(Source records)
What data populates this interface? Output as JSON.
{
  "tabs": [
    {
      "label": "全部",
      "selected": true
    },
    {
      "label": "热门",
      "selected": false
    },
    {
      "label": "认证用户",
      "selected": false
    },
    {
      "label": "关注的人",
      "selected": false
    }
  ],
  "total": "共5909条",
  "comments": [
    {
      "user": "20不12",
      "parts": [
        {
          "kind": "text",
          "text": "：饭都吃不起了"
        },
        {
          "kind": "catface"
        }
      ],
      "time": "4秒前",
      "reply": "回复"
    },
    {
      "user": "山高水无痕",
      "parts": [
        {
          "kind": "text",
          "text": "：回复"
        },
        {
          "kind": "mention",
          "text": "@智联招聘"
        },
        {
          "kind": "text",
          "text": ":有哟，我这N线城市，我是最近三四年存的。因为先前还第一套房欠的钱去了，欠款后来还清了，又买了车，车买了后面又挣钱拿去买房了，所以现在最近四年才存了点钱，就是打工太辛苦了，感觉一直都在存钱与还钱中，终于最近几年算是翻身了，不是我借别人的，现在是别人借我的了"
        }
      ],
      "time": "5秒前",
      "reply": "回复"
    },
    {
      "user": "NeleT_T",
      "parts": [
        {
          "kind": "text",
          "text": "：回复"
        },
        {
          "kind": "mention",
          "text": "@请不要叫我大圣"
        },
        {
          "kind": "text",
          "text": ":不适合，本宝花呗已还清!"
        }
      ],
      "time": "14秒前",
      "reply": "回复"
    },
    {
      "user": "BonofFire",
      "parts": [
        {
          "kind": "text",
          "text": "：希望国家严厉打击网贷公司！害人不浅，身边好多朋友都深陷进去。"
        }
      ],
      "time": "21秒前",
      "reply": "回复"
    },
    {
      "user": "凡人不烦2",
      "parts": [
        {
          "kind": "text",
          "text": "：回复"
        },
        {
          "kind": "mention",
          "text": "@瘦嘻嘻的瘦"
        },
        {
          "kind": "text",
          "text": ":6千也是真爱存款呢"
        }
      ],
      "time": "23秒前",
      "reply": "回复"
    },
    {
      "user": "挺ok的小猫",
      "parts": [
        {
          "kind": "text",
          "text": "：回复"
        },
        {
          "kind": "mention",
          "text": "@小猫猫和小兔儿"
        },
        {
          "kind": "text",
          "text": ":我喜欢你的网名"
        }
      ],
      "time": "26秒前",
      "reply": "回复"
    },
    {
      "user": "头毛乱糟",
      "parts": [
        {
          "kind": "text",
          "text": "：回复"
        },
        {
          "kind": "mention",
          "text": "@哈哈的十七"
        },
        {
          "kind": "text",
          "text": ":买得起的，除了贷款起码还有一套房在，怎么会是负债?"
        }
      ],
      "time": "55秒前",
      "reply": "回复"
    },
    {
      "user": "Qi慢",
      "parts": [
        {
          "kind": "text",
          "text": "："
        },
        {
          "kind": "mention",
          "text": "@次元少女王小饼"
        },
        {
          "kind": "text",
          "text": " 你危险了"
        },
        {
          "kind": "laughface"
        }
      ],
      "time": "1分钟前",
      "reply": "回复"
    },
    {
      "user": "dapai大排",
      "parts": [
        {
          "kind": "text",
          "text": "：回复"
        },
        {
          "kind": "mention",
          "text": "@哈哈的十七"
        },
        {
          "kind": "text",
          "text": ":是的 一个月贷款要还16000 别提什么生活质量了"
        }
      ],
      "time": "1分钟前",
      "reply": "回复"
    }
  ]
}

■ DO THIS:
Extract each record, keeping it identical to the original.

■ CORRECT RESULT:
What data populates this interface? Output as JSON.
{
  "tabs": [
    {
      "label": "全部",
      "selected": true
    },
    {
      "label": "热门",
      "selected": false
    },
    {
      "label": "认证用户",
      "selected": false
    },
    {
      "label": "关注的人",
      "selected": false
    }
  ],
  "total": "共5909条",
  "comments": [
    {
      "user": "20不12",
      "parts": [
        {
          "kind": "text",
          "text": "：饭都吃不起了"
        },
        {
          "kind": "catface"
        }
      ],
      "time": "4秒前",
      "reply": "回复"
    },
    {
      "user": "山高水无痕",
      "parts": [
        {
          "kind": "text",
          "text": "：回复"
        },
        {
          "kind": "mention",
          "text": "@智联招聘"
        },
        {
          "kind": "text",
          "text": ":有哟，我这N线城市，我是最近三四年存的。因为先前还第一套房欠的钱去了，欠款后来还清了，又买了车，车买了后面又挣钱拿去买房了，所以现在最近四年才存了点钱，就是打工太辛苦了，感觉一直都在存钱与还钱中，终于最近几年算是翻身了，不是我借别人的，现在是别人借我的了"
        }
      ],
      "time": "5秒前",
      "reply": "回复"
    },
    {
      "user": "NeleT_T",
      "parts": [
        {
          "kind": "text",
          "text": "：回复"
        },
        {
          "kind": "mention",
          "text": "@请不要叫我大圣"
        },
        {
          "kind": "text",
          "text": ":不适合，本宝花呗已还清!"
        }
      ],
      "time": "14秒前",
      "reply": "回复"
    },
    {
      "user": "BonofFire",
      "parts": [
        {
          "kind": "text",
          "text": "：希望国家严厉打击网贷公司！害人不浅，身边好多朋友都深陷进去。"
        }
      ],
      "time": "21秒前",
      "reply": "回复"
    },
    {
      "user": "凡人不烦2",
      "parts": [
        {
          "kind": "text",
          "text": "：回复"
        },
        {
          "kind": "mention",
          "text": "@瘦嘻嘻的瘦"
        },
        {
          "kind": "text",
          "text": ":6千也是真爱存款呢"
        }
      ],
      "time": "23秒前",
      "reply": "回复"
    },
    {
      "user": "挺ok的小猫",
      "parts": [
        {
          "kind": "text",
          "text": "：回复"
        },
        {
          "kind": "mention",
          "text": "@小猫猫和小兔儿"
        },
        {
          "kind": "text",
          "text": ":我喜欢你的网名"
        }
      ],
      "time": "26秒前",
      "reply": "回复"
    },
    {
      "user": "头毛乱糟",
      "parts": [
        {
          "kind": "text",
          "text": "：回复"
        },
        {
          "kind": "mention",
          "text": "@哈哈的十七"
        },
        {
          "kind": "text",
          "text": ":买得起的，除了贷款起码还有一套房在，怎么会是负债?"
        }
      ],
      "time": "55秒前",
      "reply": "回复"
    },
    {
      "user": "Qi慢",
      "parts": [
        {
          "kind": "text",
          "text": "："
        },
        {
          "kind": "mention",
          "text": "@次元少女王小饼"
        },
        {
          "kind": "text",
          "text": " 你危险了"
        },
        {
          "kind": "laughface"
        }
      ],
      "time": "1分钟前",
      "reply": "回复"
    },
    {
      "user": "dapai大排",
      "parts": [
        {
          "kind": "text",
          "text": "：回复"
        },
        {
          "kind": "mention",
          "text": "@哈哈的十七"
        },
        {
          "kind": "text",
          "text": ":是的 一个月贷款要还16000 别提什么生活质量了"
        }
      ],
      "time": "1分钟前",
      "reply": "回复"
    }
  ]
}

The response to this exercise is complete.